**Stored records**
---
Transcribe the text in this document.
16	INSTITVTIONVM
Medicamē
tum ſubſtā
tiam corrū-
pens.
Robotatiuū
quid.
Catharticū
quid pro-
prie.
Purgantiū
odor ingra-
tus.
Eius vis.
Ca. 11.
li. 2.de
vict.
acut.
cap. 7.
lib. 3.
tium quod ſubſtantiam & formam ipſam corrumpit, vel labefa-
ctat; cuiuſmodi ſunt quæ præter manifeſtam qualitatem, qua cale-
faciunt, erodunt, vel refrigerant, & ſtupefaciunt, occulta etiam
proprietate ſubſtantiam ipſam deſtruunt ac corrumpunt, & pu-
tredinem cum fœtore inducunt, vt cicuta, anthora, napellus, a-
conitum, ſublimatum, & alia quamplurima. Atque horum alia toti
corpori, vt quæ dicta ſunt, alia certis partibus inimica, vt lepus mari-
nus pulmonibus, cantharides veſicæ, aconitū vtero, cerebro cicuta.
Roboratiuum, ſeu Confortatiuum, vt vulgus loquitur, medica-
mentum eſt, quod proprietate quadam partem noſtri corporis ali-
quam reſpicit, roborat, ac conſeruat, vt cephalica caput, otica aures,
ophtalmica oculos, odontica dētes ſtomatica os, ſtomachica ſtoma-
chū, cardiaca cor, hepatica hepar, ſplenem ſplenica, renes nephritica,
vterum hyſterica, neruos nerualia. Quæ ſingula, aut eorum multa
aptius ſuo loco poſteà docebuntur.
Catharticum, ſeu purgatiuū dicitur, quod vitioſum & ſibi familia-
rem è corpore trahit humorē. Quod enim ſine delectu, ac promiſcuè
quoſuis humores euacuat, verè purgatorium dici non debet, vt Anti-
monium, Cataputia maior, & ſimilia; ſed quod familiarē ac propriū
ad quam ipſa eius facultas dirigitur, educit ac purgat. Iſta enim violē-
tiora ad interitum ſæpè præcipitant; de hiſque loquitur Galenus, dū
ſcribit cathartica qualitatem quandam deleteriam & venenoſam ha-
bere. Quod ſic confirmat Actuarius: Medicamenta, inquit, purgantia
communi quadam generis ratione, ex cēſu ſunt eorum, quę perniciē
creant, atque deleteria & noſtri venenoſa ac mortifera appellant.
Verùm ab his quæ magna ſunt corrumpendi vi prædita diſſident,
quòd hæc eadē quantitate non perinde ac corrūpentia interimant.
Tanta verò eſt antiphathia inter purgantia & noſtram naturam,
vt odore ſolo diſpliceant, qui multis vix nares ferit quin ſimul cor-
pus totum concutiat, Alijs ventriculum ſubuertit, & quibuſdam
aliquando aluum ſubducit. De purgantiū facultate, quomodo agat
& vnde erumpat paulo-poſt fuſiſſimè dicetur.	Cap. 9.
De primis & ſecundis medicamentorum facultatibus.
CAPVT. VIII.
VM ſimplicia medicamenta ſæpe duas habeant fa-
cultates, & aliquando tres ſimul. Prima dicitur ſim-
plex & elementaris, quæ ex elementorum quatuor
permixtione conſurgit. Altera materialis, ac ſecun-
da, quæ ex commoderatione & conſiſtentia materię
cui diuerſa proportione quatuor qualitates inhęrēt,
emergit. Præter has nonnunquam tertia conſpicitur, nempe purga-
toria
---
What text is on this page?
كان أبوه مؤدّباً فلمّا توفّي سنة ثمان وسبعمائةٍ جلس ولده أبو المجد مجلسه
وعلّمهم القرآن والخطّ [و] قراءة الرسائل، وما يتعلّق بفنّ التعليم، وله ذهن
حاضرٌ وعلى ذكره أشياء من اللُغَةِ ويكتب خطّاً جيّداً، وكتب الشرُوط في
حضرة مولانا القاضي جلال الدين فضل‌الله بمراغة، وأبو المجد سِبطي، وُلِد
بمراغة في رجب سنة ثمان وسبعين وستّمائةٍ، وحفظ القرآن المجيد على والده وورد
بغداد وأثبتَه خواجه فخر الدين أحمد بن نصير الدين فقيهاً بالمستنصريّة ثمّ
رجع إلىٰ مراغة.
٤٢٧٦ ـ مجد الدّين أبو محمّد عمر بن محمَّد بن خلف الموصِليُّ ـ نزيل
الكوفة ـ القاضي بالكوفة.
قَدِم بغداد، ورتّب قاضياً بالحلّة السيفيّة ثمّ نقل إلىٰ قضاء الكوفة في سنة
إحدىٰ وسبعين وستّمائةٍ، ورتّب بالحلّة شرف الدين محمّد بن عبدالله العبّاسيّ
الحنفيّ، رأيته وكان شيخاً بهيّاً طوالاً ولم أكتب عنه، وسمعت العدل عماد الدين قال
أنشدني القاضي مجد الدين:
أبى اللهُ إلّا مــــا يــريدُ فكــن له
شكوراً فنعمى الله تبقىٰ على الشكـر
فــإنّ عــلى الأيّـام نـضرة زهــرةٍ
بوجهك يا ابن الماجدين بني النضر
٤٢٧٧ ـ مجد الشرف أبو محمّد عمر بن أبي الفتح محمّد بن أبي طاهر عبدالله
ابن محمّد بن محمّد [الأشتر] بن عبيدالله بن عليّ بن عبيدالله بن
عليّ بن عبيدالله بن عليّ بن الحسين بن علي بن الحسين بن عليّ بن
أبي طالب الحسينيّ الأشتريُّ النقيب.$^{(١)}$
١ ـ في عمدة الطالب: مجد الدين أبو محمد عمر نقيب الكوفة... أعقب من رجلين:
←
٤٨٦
---
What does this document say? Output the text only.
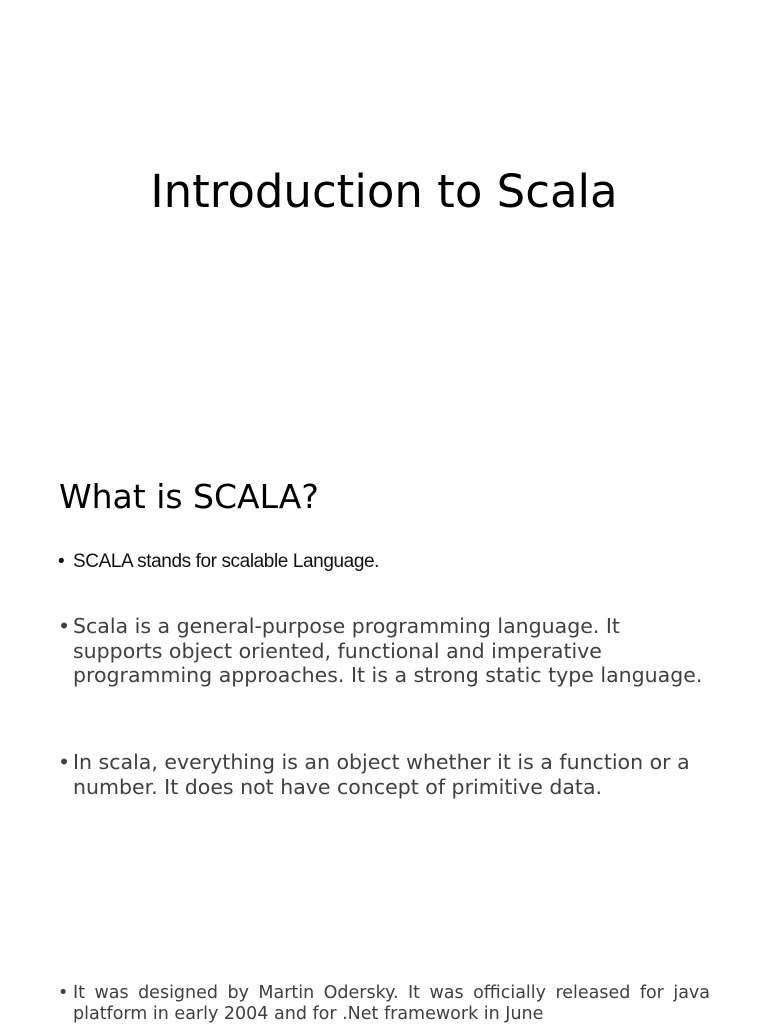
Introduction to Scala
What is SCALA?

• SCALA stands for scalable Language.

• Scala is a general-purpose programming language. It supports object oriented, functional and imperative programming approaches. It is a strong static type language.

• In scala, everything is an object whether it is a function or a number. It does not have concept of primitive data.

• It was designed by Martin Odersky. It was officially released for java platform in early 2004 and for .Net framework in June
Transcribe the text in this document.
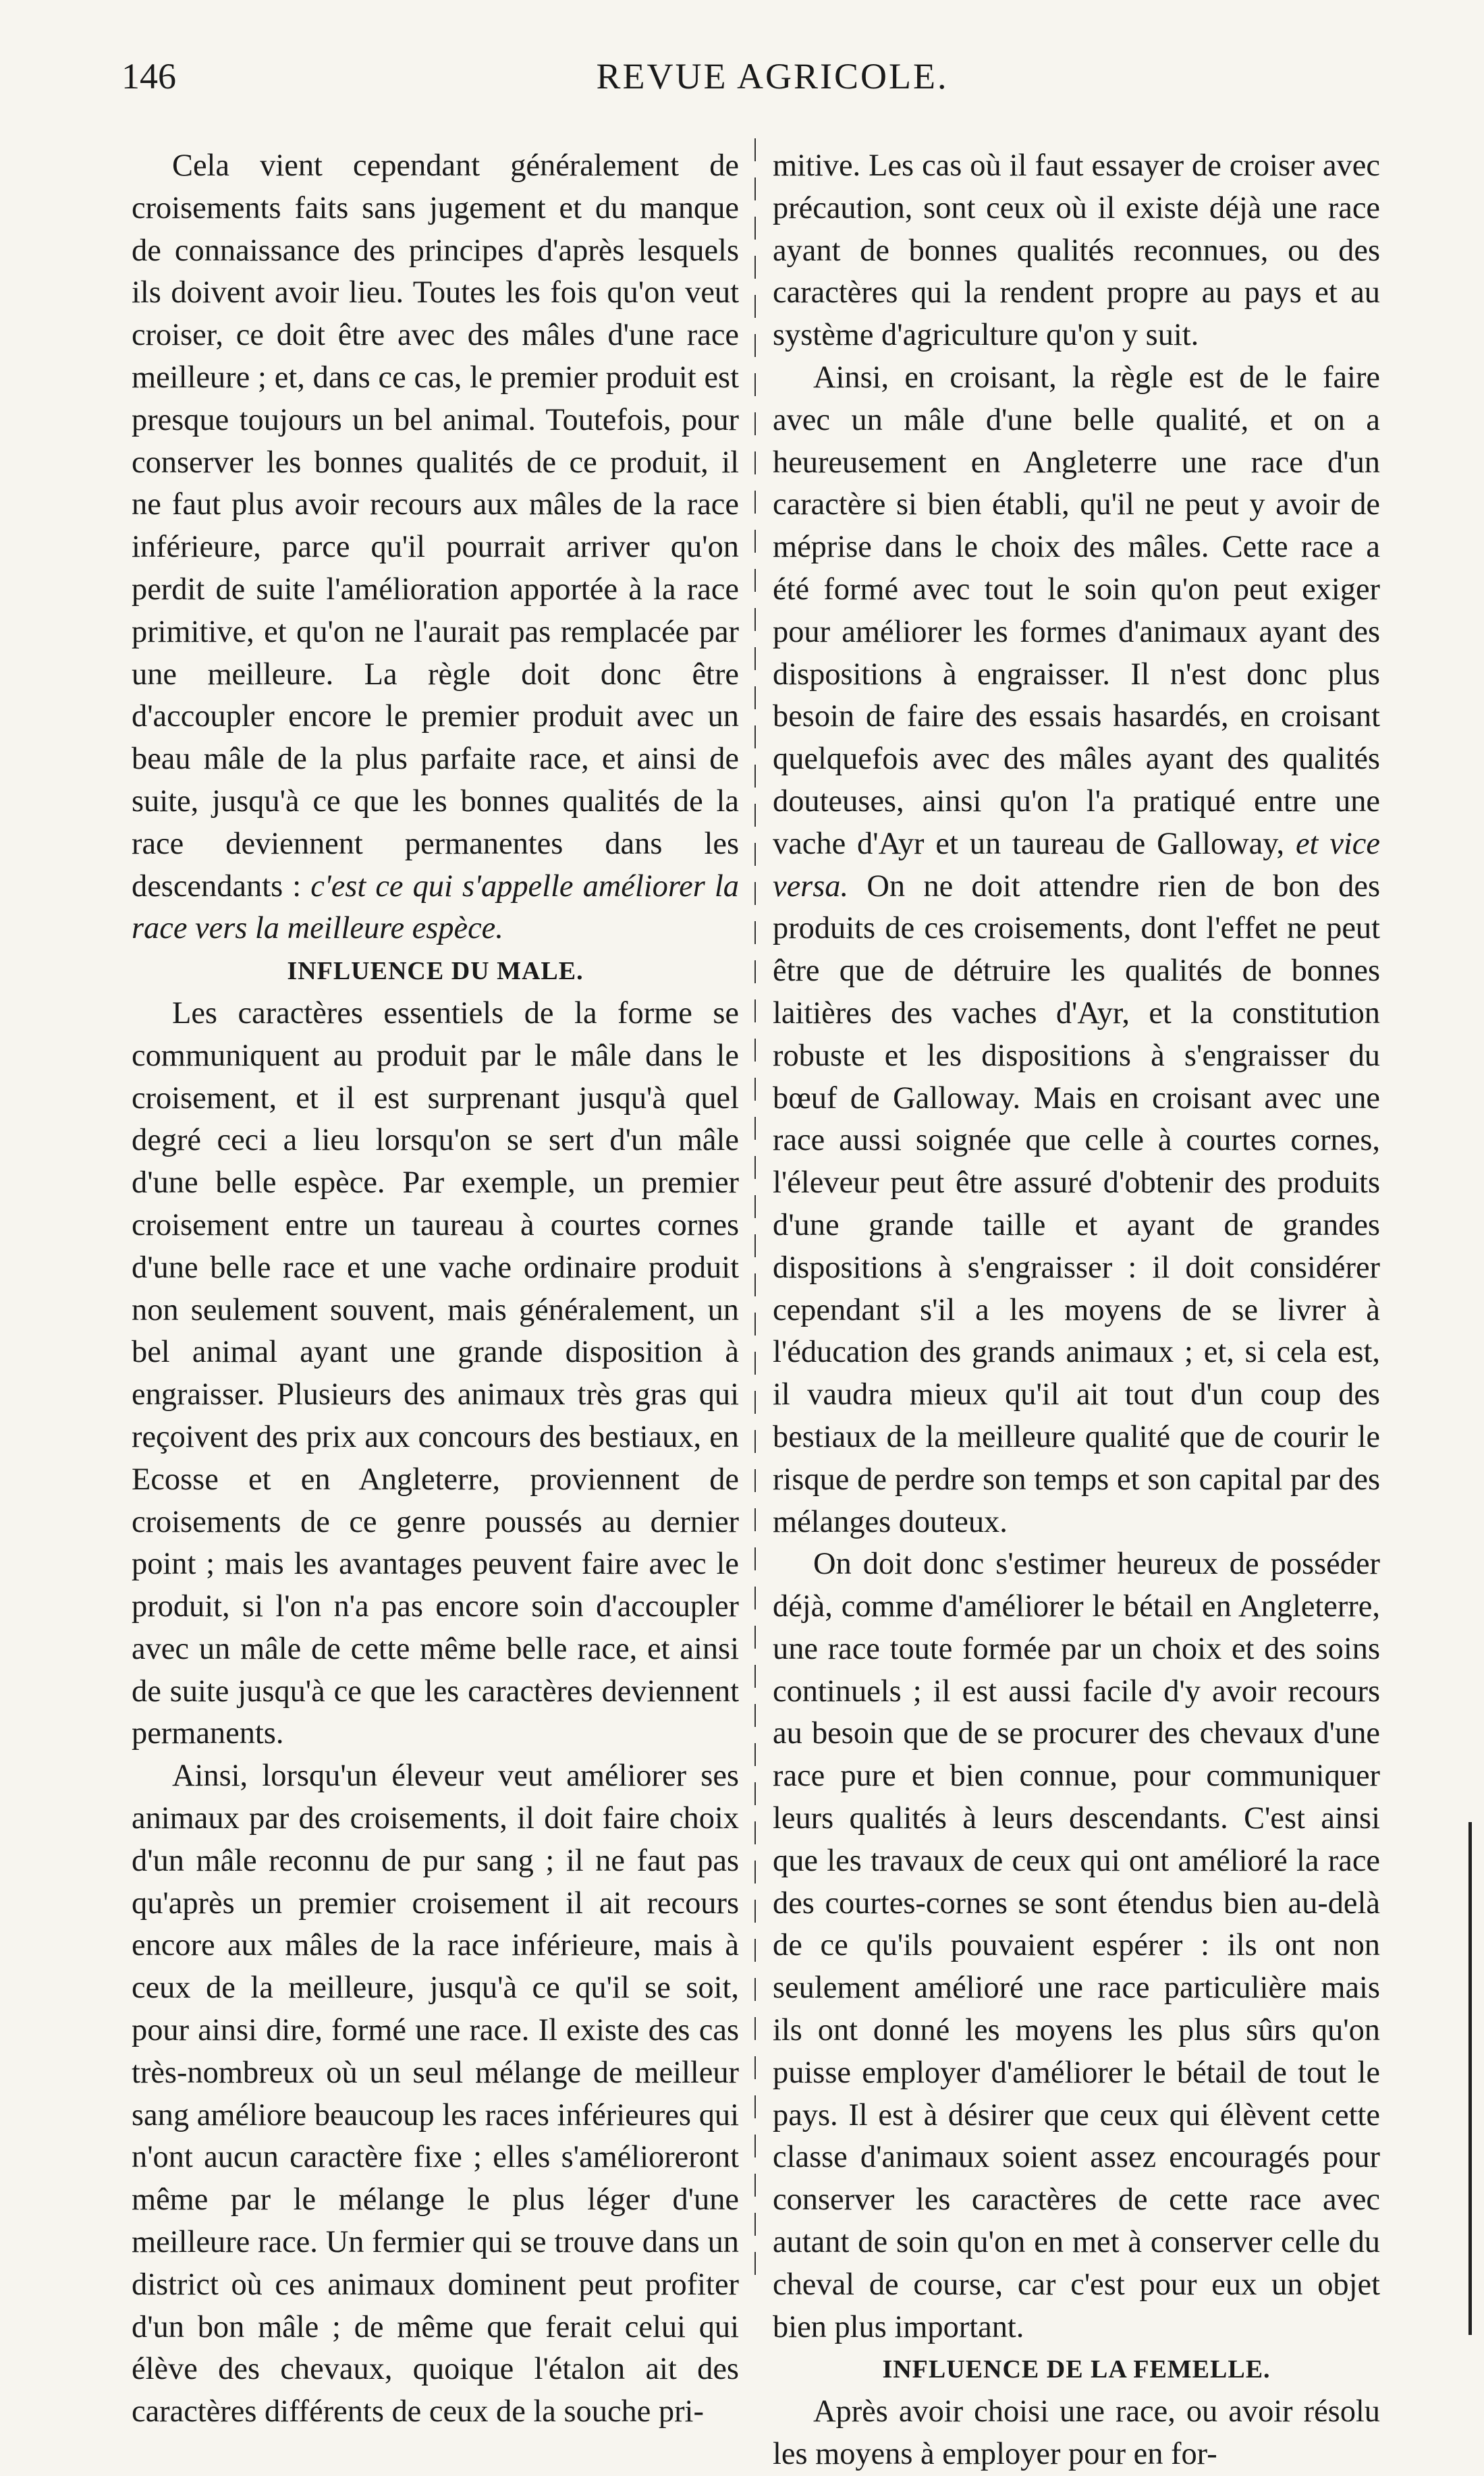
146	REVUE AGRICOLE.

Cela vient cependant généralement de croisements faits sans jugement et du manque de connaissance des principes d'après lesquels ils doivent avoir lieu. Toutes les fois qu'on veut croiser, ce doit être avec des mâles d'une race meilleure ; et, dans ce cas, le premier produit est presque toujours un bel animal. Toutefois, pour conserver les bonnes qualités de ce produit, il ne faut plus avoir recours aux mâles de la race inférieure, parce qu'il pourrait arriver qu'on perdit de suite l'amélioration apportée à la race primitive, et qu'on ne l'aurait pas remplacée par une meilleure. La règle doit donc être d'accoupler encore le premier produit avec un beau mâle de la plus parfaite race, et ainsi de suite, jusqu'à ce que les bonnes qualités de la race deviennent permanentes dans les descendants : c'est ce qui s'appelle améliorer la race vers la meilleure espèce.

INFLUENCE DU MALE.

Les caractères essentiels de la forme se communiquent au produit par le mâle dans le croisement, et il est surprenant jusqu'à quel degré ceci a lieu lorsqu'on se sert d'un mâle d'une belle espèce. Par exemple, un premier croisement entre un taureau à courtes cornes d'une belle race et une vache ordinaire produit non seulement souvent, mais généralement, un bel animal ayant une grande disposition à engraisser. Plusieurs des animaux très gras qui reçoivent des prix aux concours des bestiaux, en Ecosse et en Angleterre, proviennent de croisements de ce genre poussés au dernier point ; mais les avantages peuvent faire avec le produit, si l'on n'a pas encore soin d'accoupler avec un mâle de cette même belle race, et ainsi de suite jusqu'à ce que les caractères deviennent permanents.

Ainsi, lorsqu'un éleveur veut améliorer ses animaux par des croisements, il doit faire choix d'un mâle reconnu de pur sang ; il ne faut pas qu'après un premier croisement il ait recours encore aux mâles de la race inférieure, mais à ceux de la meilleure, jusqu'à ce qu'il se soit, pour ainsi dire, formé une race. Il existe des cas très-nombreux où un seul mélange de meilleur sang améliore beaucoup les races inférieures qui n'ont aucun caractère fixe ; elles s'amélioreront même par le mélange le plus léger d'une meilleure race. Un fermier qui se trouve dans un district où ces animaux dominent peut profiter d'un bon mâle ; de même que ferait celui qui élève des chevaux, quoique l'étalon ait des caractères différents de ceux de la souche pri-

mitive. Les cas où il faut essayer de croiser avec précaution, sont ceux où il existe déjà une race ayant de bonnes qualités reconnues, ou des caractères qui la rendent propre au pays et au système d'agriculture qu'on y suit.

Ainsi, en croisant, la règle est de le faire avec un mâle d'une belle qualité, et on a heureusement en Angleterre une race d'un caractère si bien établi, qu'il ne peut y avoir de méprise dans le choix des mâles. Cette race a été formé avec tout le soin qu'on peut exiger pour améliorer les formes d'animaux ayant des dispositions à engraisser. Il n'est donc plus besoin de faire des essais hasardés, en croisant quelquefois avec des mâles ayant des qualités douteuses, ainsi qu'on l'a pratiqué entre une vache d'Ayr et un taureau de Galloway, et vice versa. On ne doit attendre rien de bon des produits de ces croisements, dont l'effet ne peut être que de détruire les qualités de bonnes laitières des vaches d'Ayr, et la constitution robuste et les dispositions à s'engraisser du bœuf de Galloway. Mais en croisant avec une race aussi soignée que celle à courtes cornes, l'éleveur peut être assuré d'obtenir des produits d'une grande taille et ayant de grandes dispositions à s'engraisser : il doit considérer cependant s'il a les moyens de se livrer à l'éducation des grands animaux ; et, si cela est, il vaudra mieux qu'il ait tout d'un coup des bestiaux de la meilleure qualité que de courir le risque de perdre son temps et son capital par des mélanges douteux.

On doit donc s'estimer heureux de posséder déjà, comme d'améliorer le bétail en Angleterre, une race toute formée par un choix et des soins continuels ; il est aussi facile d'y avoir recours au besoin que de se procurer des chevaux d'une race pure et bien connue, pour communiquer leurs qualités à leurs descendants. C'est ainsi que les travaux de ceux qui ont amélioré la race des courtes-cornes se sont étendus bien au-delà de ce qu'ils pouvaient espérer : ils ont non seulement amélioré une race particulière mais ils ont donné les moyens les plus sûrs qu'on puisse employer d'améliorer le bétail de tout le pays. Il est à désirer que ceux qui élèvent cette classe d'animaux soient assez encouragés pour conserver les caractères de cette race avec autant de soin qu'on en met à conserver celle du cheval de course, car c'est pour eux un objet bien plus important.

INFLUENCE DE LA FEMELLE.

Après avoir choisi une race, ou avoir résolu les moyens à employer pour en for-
---
**Exercise task**
Pick out the lines that contain "croiser" and copy them.

**Exercise response**
Cela vient cependant généralement de croisements faits sans jugement et du manque de connaissance des principes d'après lesquels ils doivent avoir lieu. Toutes les fois qu'on veut croiser, ce doit être avec des mâles d'une race meilleure ; et, dans ce cas, le premier produit est presque toujours un bel animal. Toutefois, pour conserver les bonnes qualités de ce produit, il ne faut plus avoir recours aux mâles de la race inférieure, parce qu'il pourrait arriver qu'on perdit de suite l'amélioration apportée à la race primitive, et qu'on ne l'aurait pas remplacée par une meilleure. La règle doit donc être d'accoupler encore le premier produit avec un beau mâle de la plus parfaite race, et ainsi de suite, jusqu'à ce que les bonnes qualités de la race deviennent permanentes dans les descendants : c'est ce qui s'appelle améliorer la race vers la meilleure espèce.
mitive. Les cas où il faut essayer de croiser avec précaution, sont ceux où il existe déjà une race ayant de bonnes qualités reconnues, ou des caractères qui la rendent propre au pays et au système d'agriculture qu'on y suit.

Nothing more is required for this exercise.